§ Texto para revisar
========================================================================

Blog del Canal Mormón

    Ten valor para defender tus creencias

    21 de julio de 2016

    Durante la revolución mexicana, Rafael Monroy era el presidente de la pequeña rama mormona San Marcos Hidalgo, México y Vicente Morales era su primer consejero. El 17 de julio de 1915, ambos fueron apresados por los zapatistas y se les dijo que serían liberados en cuanto entregaran sus armas y renunciaran a su extraña religión. El hermano Monroy les dijo a sus captores que no tenían armas y sacó una Biblia y un Libro de Mormón del bolsillo y agregó: “Caballeros, estas son las únicas armas que llevo conmigo; son las armas de la verdad contra el error”.

    La libertad de compartir nuestra fe y nuestras creencias con los demás es algo personal y muy importante.

    Puedes enseñar y defender tus creencias con la ayuda de Dios y tu fe puesta en el conocimiento de que es más fácil hacer lo que los demás están haciendo que hacer lo correcto y defender tus convicciones.

    Podemos ser valientes y afrontar las opiniones del mundo; ¡escoger hacer el bien, aunque sea difícil, vale la pena!, aunque tarde un poco más. Nada que sea muy fácil, tendrá valor eterno.

    Recuerdo que en la secundaria hacíamos concursos de talentos y teatro los sábados y en ocasiones, se extendían al otro día, por lo que yo no iba. Mis compañeros siempre me preguntaban porque, y yo les decía que tenía que ir a la Iglesia. Una vez que les explique que ir a la Iglesia era importante para mí y que me gustaba mucho. Creo que por decirles la verdad, dejaron de preguntarme y hasta la fecha han respetado mis creencias. Se dieron cuenta de que lo decía sinceramente, que mi interés por asistir los domingos era genuino ya que me encantaba aprender de Jesucristo. Si en lugar de darle vueltas al asunto les decimos la verdad, las personas nos tratarán con más respeto.

========================================================================

§ Material entregado
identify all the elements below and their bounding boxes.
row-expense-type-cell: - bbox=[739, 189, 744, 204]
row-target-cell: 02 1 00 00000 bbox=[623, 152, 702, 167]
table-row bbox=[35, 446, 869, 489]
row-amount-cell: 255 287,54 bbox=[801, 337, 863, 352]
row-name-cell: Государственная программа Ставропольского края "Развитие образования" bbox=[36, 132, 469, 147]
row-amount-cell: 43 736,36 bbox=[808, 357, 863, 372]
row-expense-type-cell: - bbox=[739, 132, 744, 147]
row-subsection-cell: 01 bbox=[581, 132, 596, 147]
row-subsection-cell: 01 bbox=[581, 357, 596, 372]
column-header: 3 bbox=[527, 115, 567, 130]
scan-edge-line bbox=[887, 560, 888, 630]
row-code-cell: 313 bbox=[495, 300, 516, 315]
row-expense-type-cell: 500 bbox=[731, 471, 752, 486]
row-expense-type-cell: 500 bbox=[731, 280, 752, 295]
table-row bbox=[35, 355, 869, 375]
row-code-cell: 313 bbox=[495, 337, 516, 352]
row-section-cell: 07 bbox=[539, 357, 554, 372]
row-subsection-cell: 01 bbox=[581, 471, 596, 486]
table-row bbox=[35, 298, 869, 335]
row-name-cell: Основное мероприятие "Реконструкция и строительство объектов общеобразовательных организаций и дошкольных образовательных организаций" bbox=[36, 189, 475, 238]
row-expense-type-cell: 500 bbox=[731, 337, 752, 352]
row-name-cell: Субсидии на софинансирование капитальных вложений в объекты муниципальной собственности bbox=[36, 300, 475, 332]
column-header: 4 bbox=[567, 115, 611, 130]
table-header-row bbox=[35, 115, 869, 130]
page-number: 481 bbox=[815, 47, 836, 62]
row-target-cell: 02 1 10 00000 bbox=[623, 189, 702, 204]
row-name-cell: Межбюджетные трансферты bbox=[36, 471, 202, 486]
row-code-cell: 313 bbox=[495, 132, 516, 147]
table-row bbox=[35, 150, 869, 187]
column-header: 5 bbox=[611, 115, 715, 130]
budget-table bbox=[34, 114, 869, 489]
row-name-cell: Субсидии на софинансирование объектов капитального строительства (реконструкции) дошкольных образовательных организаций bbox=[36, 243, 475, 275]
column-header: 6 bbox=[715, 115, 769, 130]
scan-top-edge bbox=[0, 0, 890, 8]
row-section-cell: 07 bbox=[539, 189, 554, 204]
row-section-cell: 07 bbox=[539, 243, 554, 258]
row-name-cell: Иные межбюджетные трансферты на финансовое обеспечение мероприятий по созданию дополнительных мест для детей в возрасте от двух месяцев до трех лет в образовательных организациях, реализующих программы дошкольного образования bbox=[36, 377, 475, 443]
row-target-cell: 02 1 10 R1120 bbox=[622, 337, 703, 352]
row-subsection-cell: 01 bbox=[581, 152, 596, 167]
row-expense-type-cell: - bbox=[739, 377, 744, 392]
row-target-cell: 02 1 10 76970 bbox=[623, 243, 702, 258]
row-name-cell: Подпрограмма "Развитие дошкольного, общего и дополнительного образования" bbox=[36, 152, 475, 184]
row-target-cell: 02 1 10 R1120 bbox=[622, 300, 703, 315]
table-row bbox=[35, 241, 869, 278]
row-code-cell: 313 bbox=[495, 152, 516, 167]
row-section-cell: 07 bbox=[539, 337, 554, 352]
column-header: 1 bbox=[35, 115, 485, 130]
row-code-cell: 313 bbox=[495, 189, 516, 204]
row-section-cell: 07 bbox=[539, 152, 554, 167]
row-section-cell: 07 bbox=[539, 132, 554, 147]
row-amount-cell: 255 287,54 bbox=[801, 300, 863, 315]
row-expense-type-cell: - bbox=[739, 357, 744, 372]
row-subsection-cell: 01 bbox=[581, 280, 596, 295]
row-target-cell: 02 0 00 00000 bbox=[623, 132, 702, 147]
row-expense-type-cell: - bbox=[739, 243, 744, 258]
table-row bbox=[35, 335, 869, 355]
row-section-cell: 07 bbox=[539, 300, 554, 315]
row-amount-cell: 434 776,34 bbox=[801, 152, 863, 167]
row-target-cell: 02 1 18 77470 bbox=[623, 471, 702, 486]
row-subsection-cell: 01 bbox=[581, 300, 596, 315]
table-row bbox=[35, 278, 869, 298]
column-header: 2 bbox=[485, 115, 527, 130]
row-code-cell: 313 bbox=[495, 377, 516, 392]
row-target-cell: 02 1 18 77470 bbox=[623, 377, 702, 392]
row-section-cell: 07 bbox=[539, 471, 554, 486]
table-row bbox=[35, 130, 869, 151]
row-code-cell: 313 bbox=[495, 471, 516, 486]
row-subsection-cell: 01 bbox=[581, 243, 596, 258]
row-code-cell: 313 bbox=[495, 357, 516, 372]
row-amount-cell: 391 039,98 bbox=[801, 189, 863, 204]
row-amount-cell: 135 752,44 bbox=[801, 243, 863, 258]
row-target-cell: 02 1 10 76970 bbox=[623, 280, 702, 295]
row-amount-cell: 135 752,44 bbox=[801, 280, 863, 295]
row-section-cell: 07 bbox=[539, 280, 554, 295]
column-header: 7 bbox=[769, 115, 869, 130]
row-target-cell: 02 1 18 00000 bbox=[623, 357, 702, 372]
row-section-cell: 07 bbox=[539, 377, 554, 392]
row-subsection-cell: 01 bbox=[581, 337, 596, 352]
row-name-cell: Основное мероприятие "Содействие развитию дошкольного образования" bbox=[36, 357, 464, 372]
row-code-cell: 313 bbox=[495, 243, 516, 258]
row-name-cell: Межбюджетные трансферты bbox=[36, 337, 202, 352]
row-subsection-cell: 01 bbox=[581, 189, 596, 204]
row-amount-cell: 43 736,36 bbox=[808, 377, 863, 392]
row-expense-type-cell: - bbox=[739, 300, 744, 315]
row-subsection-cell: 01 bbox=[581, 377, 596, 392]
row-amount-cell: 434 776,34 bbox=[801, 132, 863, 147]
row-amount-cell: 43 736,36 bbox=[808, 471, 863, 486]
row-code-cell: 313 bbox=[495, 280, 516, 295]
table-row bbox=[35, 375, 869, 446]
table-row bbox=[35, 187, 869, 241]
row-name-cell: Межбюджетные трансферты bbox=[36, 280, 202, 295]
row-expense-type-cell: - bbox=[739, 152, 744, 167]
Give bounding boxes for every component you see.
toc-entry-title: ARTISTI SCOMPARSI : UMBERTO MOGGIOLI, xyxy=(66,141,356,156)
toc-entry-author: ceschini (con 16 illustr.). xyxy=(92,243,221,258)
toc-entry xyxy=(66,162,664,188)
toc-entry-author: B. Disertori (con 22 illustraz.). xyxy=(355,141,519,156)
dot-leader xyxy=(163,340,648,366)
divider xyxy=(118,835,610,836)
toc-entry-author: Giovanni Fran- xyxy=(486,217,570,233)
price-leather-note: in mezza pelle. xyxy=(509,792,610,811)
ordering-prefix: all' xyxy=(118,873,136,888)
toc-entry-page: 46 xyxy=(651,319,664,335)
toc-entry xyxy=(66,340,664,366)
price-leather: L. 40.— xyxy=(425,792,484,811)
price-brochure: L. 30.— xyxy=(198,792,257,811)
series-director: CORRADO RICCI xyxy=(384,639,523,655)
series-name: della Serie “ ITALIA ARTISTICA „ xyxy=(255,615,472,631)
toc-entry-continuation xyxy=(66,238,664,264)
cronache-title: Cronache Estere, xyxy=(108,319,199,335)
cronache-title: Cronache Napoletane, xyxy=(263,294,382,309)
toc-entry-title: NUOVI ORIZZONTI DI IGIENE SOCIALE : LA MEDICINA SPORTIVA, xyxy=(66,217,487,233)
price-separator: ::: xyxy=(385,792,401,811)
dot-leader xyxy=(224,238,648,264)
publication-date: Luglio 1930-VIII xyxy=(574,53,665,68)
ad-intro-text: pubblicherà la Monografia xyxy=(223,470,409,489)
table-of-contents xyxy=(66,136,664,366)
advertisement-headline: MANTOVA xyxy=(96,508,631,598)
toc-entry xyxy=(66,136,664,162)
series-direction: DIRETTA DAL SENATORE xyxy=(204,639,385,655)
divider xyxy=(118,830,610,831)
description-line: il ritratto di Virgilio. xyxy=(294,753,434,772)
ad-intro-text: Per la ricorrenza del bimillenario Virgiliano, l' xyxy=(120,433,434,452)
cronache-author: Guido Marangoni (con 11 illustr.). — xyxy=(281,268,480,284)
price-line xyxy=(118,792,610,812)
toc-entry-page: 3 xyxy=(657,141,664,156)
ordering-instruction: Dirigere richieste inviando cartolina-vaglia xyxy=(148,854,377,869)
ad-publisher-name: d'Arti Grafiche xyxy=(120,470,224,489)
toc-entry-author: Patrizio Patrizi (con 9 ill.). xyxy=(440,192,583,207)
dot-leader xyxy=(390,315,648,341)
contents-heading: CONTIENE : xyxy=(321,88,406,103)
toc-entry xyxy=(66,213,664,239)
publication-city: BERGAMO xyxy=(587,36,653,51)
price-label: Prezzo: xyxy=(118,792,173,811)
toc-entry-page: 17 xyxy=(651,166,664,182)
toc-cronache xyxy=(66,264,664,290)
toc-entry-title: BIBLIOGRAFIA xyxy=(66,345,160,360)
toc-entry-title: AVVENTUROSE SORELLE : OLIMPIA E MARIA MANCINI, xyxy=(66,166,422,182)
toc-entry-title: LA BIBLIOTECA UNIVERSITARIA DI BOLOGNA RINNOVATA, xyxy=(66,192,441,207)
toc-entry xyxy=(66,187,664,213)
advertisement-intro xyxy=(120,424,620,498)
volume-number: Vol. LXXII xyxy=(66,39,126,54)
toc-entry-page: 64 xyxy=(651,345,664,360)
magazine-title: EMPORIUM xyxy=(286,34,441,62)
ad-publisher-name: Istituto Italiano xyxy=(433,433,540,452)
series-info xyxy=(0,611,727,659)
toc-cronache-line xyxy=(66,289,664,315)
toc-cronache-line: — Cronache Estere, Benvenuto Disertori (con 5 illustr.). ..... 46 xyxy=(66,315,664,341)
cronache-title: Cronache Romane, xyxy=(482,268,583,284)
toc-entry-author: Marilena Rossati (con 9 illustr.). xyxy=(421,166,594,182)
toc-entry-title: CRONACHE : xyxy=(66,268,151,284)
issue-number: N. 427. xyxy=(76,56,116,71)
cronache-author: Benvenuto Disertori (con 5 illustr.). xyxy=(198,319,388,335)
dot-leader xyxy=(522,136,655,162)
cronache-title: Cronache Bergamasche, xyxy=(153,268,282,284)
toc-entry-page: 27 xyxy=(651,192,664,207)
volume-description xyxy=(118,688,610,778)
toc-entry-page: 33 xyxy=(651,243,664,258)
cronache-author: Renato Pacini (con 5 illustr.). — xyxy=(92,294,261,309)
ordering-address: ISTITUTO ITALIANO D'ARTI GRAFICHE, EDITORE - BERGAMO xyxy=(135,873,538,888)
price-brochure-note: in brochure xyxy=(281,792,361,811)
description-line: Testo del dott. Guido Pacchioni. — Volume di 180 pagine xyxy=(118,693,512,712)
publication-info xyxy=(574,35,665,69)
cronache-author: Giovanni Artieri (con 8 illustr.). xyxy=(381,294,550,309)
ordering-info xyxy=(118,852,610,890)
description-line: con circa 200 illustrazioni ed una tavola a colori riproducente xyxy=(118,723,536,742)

========================================================================

§ Tareas a realizar
(1) Pasa al inglés esta oración del texto sobre Rafael Monroy: "La libertad de compartir nuestra fe y nuestras creencias con los demás es algo personal y muy importante."
(2) Según el texto sobre Rafael Monroy, ¿en qué fecha lo apresaron a él y a Vicente Morales?

§ Resultados en orden
(1) The freedom to share our faith and our beliefs with others is something personal and very important.

(2) El 17 de julio de 1915.